Dataset records
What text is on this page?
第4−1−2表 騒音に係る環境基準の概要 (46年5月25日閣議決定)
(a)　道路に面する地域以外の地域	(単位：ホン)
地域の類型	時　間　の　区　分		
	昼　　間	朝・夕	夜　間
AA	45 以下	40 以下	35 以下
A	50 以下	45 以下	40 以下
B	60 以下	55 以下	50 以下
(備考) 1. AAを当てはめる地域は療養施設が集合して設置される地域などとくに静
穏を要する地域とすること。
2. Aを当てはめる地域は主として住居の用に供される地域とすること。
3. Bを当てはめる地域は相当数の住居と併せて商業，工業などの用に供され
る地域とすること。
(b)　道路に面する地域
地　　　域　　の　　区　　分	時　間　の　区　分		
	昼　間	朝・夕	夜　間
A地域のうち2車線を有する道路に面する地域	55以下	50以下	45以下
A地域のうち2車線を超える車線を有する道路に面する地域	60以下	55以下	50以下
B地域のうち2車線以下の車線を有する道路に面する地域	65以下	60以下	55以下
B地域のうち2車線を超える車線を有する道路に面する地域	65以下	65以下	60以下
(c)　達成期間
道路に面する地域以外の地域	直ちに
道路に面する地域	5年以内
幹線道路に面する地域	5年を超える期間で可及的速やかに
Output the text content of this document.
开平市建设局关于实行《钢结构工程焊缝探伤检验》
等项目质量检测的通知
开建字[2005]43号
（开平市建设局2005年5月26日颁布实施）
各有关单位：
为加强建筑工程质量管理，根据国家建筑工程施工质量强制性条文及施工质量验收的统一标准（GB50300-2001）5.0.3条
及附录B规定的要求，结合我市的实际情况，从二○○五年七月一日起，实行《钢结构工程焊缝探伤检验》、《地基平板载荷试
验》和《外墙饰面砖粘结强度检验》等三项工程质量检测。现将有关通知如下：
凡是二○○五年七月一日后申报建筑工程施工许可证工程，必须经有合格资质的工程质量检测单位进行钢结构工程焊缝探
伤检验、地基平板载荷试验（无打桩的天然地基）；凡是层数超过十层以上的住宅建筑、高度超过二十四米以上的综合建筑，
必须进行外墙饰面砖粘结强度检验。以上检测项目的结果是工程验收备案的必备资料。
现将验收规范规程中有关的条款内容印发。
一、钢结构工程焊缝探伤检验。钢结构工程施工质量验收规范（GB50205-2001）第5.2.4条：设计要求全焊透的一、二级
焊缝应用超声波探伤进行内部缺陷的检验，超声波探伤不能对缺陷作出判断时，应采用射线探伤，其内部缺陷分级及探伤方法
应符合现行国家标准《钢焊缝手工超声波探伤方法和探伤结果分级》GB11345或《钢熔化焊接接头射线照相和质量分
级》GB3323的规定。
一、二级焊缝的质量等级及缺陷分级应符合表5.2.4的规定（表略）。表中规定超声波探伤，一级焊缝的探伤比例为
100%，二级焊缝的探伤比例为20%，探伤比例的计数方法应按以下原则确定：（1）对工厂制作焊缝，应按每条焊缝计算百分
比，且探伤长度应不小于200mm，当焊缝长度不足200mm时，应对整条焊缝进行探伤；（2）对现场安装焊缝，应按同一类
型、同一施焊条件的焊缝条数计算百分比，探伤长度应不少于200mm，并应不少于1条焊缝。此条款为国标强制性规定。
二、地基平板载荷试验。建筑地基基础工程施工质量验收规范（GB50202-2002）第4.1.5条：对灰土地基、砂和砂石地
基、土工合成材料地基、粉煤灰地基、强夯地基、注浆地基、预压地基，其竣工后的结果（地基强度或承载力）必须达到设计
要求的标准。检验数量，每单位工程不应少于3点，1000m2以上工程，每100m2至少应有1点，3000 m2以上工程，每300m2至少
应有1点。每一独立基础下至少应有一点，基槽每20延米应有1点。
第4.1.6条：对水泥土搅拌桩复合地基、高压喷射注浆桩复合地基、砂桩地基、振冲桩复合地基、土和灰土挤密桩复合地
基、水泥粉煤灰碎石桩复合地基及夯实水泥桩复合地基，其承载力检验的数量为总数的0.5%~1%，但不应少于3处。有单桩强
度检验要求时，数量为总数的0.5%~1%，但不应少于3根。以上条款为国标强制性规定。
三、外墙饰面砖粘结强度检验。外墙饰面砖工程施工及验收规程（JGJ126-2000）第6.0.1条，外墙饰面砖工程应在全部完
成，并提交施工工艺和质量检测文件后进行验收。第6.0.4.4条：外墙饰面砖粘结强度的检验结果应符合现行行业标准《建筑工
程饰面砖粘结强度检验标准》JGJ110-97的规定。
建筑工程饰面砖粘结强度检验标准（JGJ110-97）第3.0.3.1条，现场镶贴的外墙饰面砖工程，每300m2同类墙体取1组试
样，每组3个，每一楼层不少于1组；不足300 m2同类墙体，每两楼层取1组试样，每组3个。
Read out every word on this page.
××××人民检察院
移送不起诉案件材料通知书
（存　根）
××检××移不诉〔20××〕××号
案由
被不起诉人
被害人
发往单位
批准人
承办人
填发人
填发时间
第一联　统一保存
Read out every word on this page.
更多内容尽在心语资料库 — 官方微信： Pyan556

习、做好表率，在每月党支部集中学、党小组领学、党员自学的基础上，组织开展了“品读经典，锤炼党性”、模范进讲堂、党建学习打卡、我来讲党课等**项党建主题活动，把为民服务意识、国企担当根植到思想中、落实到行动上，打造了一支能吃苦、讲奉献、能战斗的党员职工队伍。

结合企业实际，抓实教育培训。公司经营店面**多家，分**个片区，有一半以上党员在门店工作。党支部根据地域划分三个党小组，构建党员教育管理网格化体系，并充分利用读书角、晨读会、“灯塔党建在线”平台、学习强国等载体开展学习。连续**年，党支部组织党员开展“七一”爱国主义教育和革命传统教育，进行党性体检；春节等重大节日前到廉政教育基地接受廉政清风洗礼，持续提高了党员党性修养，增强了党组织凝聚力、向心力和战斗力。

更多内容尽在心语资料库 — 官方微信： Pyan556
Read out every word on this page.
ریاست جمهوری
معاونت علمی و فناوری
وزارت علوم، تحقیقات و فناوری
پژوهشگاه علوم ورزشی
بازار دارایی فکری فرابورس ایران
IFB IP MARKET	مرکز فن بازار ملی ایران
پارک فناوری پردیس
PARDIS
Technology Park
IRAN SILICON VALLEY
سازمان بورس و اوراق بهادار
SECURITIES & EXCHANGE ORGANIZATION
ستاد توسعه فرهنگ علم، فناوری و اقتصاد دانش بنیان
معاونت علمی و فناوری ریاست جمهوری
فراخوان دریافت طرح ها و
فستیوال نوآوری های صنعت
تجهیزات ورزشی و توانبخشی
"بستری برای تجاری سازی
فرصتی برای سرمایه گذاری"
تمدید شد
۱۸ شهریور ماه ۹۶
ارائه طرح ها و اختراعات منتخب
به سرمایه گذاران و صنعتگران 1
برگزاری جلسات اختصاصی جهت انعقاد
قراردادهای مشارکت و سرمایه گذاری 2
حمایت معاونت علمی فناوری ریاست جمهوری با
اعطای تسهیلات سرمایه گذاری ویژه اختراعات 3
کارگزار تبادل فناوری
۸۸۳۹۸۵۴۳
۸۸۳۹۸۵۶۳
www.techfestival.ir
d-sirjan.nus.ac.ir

**Short problem**
Where a line holds "ورزشی", copy it out.

**Answer to the problem**
پژوهشگاه علوم ورزشی
تجهیزات ورزشی و توانبخشی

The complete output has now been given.